STATED PROBLEM » Please copy the stretch of the subset selection passage from "set.seed(1)" through "nvmax = 19)" word for word.

DOCUMENT PASSAGE »
-- BEGIN --

For instance, we see that using forward stepwise selection, the best
one-variable model contains only CRBI
, and the best
two-variable model additionally includes Hits
. For this
data, the best one-variable through six-variable models are each
identical for best subset and forward selection. However, the best
seven-variable models identified by forward stepwise selection, backward
stepwise selection, and best subset selection are different.
coef(regfit.full, 7)
## (Intercept) Hits Walks CAtBat CHits CHmRun
## 79.4509472 1.2833513 3.2274264 -0.3752350 1.4957073 1.4420538
## DivisionW PutOuts
## -129.9866432 0.2366813
coef(regfit.fwd, 7)
## (Intercept) AtBat Hits Walks CRBI CWalks
## 109.7873062 -1.9588851 7.4498772 4.9131401 0.8537622 -0.3053070
## DivisionW PutOuts
## -127.1223928 0.2533404
coef(regfit.bwd, 7)
## (Intercept) AtBat Hits Walks CRuns CWalks
## 105.6487488 -1.9762838 6.7574914 6.0558691 1.1293095 -0.7163346
## DivisionW PutOuts
## -116.1692169 0.3028847
We just saw that it is possible to choose among a set of models of different sizes using \(C_p\), BIC, and adjusted \(R^2\). We will now consider how to do this using the validation set and cross-validation approaches.
In order for these approaches to yield accurate estimates of the test error, we must use only the training observations to perform all aspects of model-fitting—including variable selection. Therefore, the determination of which model of a given size is best must be made using only the training observations. This point is subtle but important. If the full data set is used to perform the best subset selection step, the validation set errors and cross-validation errors that we obtain will not be accurate estimates of the test error.
In order to use the validation set approach, we begin by splitting
the observations into a training set and a test set. We do this by
creating a random vector, train
, of elements equal to
TRUE
if the corresponding observation is in the training
set, and FALSE
otherwise. The vector test
has
a TRUE
if the observation is in the test set, and a
FALSE
otherwise. Note the !
in the command to
create test
causes TRUE
s to be switched to
FALSE
s and vice versa. We also set a random seed so that
the user will obtain the same training set/test set split.
set.seed(1)
train <- sample(c(TRUE, FALSE), nrow(Hitters),
replace = TRUE)
test <- (!train)
Now, we apply regsubsets()
to the training set in order
to perform best subset selection.
regfit.best <- regsubsets(Salary ~ .,
data = Hitters[train, ], nvmax = 19)

-- END --

RECORDED DATA »
-- BEGIN --

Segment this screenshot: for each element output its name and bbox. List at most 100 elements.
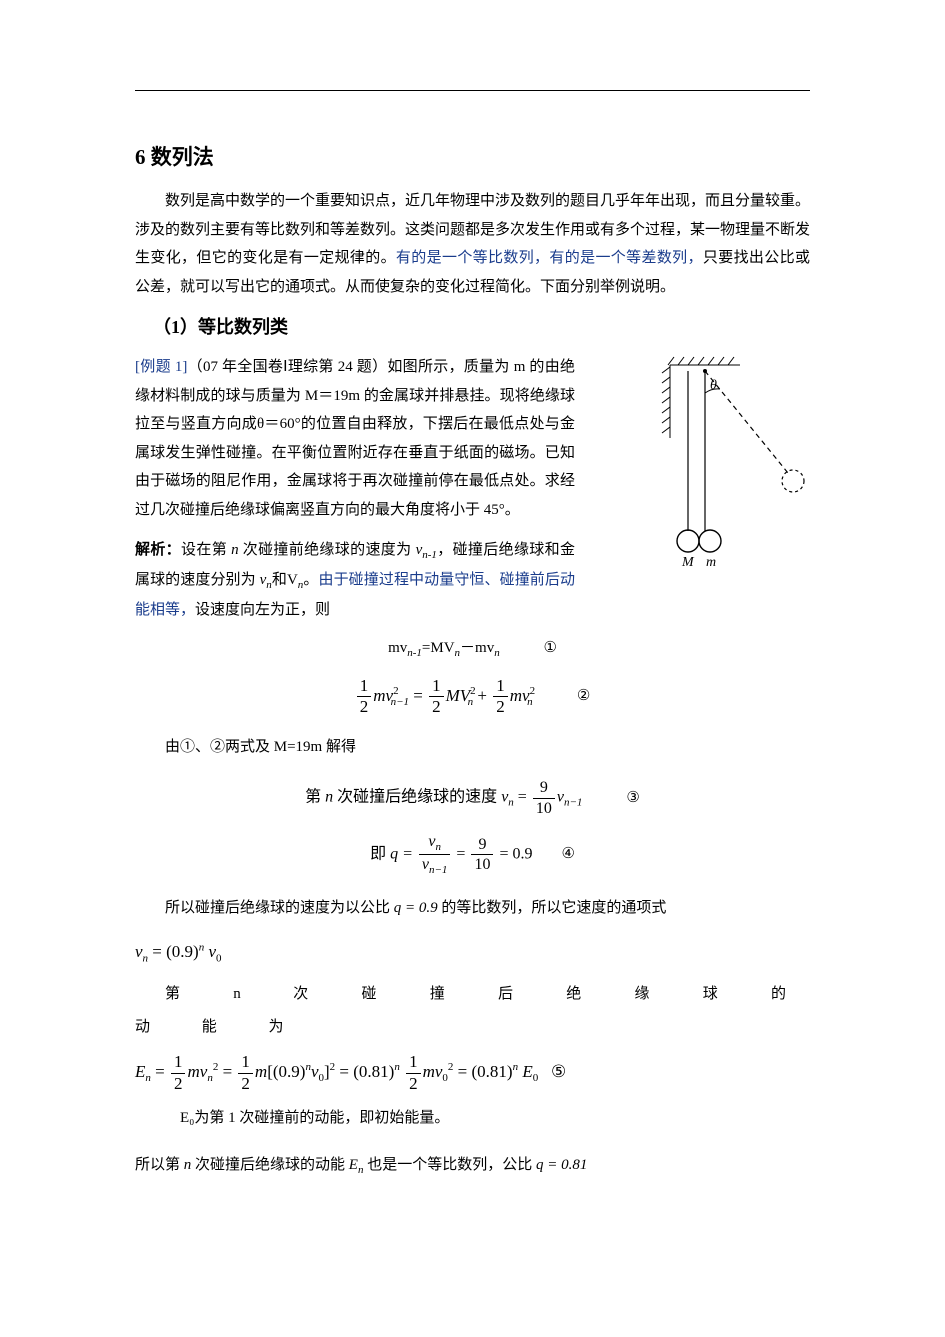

-- END --

SOLUTION TO THIS PROBLEM »
set.seed(1)
train <- sample(c(TRUE, FALSE), nrow(Hitters),
replace = TRUE)
test <- (!train)
Now, we apply regsubsets()
to the training set in order
to perform best subset selection.
regfit.best <- regsubsets(Salary ~ .,
data = Hitters[train, ], nvmax = 19)